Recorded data
════════
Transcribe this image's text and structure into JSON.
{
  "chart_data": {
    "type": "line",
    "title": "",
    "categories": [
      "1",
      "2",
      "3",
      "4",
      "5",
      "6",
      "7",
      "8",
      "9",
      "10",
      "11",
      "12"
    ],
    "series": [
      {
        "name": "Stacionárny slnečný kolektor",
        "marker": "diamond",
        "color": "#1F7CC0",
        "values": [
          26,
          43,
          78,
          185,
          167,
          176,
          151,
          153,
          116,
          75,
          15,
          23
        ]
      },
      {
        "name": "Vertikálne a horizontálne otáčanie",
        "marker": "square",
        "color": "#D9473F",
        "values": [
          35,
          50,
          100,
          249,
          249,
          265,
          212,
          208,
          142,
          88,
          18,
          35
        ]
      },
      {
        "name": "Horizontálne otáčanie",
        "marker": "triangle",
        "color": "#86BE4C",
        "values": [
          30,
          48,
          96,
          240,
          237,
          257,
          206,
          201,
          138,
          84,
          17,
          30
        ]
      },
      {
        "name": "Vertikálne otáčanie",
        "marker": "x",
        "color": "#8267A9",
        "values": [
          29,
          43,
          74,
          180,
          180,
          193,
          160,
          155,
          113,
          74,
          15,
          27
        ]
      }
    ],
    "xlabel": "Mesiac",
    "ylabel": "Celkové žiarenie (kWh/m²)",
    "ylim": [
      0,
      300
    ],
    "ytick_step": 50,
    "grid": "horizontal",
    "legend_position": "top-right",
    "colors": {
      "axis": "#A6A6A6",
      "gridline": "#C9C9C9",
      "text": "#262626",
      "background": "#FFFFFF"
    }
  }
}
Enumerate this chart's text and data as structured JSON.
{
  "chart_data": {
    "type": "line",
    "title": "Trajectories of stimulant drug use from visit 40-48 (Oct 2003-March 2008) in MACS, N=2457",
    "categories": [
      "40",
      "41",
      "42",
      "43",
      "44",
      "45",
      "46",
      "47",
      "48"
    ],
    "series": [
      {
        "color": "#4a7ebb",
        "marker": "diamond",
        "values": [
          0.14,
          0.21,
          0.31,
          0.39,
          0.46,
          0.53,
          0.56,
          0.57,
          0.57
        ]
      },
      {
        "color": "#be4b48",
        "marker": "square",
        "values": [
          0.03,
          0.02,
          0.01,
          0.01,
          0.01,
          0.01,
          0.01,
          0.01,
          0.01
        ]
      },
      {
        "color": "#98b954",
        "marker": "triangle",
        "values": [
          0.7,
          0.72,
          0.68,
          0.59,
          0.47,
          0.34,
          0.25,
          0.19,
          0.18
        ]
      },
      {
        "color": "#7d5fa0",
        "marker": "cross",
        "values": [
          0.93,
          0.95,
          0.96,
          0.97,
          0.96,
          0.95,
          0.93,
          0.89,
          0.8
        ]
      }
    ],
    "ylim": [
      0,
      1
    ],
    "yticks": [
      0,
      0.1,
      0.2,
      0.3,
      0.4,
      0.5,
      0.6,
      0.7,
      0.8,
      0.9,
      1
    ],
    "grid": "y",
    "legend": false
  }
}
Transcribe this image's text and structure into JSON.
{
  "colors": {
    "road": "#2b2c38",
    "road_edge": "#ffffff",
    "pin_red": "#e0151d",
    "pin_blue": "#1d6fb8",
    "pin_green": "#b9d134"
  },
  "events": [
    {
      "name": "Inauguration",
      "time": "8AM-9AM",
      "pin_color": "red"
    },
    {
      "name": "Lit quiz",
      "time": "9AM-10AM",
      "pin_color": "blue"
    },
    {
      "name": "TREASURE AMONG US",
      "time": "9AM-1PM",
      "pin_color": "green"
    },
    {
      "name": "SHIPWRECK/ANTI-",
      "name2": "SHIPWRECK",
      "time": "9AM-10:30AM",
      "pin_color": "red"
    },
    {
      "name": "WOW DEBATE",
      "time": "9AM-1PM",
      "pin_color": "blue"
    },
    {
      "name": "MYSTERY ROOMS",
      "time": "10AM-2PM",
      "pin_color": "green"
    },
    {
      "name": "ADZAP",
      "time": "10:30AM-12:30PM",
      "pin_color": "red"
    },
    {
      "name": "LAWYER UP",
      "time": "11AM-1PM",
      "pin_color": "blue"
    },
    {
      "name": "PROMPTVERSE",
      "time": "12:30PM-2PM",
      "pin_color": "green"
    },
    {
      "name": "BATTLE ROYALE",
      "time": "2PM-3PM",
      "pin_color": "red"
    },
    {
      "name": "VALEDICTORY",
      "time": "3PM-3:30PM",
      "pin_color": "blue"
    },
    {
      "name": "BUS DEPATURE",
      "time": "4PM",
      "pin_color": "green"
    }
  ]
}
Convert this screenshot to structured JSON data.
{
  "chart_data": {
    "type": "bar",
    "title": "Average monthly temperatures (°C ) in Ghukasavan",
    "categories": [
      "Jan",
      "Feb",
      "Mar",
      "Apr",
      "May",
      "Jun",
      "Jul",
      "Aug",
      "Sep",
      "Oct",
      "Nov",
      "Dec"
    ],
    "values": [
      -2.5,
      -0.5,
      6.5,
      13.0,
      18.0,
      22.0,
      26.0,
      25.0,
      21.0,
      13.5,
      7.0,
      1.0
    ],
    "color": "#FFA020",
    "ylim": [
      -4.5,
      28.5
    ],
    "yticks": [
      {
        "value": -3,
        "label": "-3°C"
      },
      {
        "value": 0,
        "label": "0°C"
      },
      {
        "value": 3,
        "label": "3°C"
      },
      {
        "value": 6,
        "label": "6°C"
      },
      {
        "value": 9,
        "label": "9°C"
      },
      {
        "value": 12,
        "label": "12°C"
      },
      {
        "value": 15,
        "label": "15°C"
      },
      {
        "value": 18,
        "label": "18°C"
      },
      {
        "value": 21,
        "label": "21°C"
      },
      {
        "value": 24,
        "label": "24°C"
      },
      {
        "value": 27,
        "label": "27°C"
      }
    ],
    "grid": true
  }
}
════════
▶ Problem to work on
Show each line holding the word "Vertikálne".

▶ Written reply
        "name": "Vertikálne a horizontálne otáčanie",
        "name": "Vertikálne otáčanie",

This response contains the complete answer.